#### [Written exercise]
Collect all the lines that mention the word "scatter".

#### [Given data]
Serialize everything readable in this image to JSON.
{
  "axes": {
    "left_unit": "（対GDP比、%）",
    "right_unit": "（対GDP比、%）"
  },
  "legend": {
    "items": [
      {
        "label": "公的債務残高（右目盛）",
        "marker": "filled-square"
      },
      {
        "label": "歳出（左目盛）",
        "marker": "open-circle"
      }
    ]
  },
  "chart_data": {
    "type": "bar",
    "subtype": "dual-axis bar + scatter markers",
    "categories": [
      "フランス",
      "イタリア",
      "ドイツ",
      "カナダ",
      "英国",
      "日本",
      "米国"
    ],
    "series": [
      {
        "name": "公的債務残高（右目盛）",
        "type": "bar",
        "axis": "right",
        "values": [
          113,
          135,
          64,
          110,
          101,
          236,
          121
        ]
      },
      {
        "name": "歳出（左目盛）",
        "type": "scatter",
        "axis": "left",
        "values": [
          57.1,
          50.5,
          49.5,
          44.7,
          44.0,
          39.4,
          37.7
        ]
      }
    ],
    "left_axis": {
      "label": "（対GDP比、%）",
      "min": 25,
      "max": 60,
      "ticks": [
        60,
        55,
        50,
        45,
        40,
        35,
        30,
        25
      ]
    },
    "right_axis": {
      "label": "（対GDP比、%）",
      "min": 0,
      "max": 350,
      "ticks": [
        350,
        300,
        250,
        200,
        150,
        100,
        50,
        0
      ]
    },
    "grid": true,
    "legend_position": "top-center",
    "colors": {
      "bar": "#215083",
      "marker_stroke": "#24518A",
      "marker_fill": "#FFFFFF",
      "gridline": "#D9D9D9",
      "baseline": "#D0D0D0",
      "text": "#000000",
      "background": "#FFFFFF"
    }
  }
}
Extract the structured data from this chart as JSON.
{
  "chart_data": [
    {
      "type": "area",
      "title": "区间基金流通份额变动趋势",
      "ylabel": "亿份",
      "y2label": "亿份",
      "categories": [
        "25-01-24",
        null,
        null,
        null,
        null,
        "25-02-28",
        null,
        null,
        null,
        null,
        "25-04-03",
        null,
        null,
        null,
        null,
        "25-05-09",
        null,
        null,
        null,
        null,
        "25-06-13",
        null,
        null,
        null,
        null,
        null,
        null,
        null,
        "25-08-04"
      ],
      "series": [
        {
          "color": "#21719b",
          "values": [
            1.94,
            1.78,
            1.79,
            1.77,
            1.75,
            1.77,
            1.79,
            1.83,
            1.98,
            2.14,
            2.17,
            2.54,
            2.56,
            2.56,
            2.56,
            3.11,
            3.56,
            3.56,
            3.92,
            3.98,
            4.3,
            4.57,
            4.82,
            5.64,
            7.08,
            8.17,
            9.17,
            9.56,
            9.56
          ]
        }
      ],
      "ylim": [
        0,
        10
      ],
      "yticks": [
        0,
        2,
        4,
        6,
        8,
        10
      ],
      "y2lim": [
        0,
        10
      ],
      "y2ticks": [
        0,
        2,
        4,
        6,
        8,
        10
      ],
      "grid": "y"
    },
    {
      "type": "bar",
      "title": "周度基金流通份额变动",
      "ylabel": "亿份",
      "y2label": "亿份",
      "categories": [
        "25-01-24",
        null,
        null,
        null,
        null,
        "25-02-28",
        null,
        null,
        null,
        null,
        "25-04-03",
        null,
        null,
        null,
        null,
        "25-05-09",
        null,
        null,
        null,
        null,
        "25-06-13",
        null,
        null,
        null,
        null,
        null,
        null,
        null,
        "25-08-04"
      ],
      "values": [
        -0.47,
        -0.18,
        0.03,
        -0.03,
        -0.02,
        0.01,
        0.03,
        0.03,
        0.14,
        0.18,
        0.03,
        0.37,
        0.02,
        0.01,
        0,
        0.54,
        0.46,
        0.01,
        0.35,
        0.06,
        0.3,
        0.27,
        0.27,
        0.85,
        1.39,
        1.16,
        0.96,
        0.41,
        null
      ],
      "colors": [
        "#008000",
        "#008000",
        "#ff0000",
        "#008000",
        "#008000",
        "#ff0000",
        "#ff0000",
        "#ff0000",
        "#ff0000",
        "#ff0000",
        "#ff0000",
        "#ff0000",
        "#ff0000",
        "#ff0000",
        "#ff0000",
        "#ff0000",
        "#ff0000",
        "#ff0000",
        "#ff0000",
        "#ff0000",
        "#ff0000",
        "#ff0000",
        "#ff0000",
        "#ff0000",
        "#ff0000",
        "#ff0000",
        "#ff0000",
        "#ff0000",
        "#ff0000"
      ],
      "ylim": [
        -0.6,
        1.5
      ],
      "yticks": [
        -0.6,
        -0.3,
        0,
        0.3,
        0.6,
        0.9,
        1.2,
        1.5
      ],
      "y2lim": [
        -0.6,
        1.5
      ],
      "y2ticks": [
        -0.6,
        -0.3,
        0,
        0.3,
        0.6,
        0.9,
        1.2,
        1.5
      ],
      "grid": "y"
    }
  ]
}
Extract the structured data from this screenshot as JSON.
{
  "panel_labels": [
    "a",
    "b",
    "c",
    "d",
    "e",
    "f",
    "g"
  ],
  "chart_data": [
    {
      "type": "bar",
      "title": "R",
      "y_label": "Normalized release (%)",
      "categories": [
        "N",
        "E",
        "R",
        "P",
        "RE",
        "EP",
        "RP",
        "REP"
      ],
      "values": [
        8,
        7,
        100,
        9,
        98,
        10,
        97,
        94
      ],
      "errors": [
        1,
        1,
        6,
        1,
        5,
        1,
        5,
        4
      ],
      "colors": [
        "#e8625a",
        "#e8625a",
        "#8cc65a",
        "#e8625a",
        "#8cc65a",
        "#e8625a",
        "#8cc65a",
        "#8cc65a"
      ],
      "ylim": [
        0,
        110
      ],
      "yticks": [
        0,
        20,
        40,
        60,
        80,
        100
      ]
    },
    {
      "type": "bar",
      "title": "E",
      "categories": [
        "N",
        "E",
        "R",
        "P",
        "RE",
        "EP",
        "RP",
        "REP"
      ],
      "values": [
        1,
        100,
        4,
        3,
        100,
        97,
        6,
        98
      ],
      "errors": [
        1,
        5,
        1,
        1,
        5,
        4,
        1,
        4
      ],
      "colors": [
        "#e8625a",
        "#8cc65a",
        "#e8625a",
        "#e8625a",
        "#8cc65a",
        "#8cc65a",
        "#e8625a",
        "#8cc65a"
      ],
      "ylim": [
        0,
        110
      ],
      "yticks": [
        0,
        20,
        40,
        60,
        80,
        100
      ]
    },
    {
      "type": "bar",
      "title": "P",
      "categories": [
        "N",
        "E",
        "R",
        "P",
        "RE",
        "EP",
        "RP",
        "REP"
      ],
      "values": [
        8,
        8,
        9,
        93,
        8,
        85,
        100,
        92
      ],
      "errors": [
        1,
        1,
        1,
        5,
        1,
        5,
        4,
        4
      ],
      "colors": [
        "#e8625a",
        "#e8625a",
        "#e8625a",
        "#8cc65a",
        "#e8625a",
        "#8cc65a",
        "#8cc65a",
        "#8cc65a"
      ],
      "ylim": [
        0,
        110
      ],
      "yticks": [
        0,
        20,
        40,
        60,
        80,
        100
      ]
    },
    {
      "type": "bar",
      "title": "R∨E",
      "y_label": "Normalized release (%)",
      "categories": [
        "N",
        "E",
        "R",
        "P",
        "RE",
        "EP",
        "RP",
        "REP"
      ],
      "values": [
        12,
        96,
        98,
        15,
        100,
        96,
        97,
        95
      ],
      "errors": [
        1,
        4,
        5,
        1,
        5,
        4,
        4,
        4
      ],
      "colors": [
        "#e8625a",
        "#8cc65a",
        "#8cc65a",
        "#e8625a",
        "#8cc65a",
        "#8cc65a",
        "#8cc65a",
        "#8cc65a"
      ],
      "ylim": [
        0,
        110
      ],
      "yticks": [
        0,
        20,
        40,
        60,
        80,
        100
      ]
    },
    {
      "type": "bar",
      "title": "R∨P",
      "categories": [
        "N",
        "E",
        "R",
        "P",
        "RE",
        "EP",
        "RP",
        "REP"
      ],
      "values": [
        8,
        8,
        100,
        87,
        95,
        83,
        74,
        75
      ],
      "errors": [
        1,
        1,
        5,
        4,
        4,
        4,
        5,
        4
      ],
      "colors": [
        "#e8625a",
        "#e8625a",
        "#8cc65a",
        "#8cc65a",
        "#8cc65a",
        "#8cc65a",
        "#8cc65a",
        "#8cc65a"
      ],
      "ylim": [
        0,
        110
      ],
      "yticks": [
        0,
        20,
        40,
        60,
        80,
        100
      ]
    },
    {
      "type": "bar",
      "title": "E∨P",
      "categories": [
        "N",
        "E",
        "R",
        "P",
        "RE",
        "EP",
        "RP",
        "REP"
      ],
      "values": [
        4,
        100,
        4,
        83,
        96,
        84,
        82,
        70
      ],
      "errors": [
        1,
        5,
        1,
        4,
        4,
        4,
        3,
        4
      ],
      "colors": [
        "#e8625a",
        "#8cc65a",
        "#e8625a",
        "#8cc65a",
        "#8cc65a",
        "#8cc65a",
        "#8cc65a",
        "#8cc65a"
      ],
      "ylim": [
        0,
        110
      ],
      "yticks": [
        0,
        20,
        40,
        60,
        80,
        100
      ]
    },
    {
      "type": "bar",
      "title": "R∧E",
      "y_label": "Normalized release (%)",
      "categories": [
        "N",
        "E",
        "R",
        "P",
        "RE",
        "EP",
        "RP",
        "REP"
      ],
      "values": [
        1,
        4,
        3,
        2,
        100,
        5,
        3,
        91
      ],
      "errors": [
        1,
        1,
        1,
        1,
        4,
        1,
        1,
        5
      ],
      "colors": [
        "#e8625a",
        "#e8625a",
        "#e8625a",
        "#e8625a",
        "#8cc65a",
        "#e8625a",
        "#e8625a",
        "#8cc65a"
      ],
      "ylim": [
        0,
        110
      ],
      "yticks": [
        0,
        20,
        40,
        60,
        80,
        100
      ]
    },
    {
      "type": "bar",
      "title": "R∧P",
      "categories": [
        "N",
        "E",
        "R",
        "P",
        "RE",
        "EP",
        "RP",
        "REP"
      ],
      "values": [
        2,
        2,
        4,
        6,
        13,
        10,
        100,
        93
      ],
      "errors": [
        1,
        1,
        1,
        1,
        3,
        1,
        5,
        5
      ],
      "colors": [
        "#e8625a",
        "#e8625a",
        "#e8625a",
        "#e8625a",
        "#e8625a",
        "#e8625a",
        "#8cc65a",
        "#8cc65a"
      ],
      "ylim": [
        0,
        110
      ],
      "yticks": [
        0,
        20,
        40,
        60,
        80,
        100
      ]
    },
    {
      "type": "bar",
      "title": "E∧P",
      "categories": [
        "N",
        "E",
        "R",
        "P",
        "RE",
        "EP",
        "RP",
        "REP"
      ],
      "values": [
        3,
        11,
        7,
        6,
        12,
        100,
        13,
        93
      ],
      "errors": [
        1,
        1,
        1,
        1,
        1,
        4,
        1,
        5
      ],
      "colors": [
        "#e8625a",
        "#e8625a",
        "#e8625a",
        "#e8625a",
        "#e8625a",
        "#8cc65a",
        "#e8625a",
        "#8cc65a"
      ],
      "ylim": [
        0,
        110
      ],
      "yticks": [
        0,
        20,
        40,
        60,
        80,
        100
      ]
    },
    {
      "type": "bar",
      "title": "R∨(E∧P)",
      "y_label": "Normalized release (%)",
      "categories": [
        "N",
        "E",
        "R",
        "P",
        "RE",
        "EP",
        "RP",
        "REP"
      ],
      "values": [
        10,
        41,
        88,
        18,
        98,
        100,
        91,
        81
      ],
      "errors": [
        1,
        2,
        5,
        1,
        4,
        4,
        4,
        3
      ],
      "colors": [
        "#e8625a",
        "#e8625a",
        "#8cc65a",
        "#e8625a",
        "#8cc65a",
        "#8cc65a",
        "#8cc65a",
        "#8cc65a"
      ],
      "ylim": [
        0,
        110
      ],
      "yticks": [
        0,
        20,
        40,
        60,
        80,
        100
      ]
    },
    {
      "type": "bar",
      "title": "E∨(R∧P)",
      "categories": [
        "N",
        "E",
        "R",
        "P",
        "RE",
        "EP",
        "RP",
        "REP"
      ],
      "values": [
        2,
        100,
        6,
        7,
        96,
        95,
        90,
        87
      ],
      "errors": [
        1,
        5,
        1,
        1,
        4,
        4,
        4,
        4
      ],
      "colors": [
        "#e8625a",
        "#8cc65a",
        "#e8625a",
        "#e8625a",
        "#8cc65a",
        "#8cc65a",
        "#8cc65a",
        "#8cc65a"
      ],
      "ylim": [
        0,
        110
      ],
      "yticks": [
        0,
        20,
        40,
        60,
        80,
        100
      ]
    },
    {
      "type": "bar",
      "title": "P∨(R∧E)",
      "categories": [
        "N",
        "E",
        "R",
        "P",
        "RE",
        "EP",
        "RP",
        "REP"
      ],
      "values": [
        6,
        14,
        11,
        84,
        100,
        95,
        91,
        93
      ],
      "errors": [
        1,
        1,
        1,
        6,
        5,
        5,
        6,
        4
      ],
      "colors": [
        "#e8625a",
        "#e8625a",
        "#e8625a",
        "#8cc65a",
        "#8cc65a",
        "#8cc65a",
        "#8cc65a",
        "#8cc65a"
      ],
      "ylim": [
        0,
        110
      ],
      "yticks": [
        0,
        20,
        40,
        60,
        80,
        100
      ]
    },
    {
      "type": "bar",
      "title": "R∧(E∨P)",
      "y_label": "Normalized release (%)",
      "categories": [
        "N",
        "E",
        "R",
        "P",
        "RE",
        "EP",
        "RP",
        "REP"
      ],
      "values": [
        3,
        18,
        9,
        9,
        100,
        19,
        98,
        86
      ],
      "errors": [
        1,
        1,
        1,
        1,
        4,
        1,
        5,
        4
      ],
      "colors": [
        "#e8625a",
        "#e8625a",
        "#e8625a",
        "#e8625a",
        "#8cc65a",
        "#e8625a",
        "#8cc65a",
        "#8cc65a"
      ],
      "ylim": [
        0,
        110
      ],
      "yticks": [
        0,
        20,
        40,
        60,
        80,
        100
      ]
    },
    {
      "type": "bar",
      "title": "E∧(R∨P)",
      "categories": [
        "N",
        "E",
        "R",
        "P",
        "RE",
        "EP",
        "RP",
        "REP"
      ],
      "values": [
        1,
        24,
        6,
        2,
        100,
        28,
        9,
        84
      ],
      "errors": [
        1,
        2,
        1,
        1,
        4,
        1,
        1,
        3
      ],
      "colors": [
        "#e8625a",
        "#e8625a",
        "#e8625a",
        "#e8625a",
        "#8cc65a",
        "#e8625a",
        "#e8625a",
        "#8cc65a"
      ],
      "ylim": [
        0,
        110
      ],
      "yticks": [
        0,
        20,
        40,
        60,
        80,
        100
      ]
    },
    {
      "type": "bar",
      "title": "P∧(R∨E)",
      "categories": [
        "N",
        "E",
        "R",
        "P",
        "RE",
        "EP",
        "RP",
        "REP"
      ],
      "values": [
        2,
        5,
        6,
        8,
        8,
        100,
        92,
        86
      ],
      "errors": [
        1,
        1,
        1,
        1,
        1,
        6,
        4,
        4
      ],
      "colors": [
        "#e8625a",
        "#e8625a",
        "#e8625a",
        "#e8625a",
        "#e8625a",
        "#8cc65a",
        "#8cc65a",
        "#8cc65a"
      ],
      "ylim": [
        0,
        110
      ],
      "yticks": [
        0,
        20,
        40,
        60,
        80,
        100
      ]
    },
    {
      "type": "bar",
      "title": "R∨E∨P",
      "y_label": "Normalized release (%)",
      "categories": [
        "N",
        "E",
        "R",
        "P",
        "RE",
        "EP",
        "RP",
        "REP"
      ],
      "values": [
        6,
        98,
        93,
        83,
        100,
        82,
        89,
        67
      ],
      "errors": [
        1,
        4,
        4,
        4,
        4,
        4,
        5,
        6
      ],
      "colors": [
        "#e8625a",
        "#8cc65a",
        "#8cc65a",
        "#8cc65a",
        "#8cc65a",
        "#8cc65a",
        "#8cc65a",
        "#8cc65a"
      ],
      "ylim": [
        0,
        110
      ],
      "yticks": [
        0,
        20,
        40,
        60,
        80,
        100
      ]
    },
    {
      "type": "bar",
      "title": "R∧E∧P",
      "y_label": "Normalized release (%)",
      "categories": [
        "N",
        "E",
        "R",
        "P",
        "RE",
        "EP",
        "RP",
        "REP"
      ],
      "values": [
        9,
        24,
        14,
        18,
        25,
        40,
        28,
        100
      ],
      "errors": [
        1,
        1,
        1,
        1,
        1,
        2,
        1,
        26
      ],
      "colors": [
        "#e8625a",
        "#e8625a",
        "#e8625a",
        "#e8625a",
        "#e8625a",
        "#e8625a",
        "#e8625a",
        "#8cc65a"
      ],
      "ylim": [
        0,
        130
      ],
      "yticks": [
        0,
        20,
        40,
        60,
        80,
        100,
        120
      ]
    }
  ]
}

#### [The output]
    "subtype": "dual-axis bar + scatter markers",
        "type": "scatter",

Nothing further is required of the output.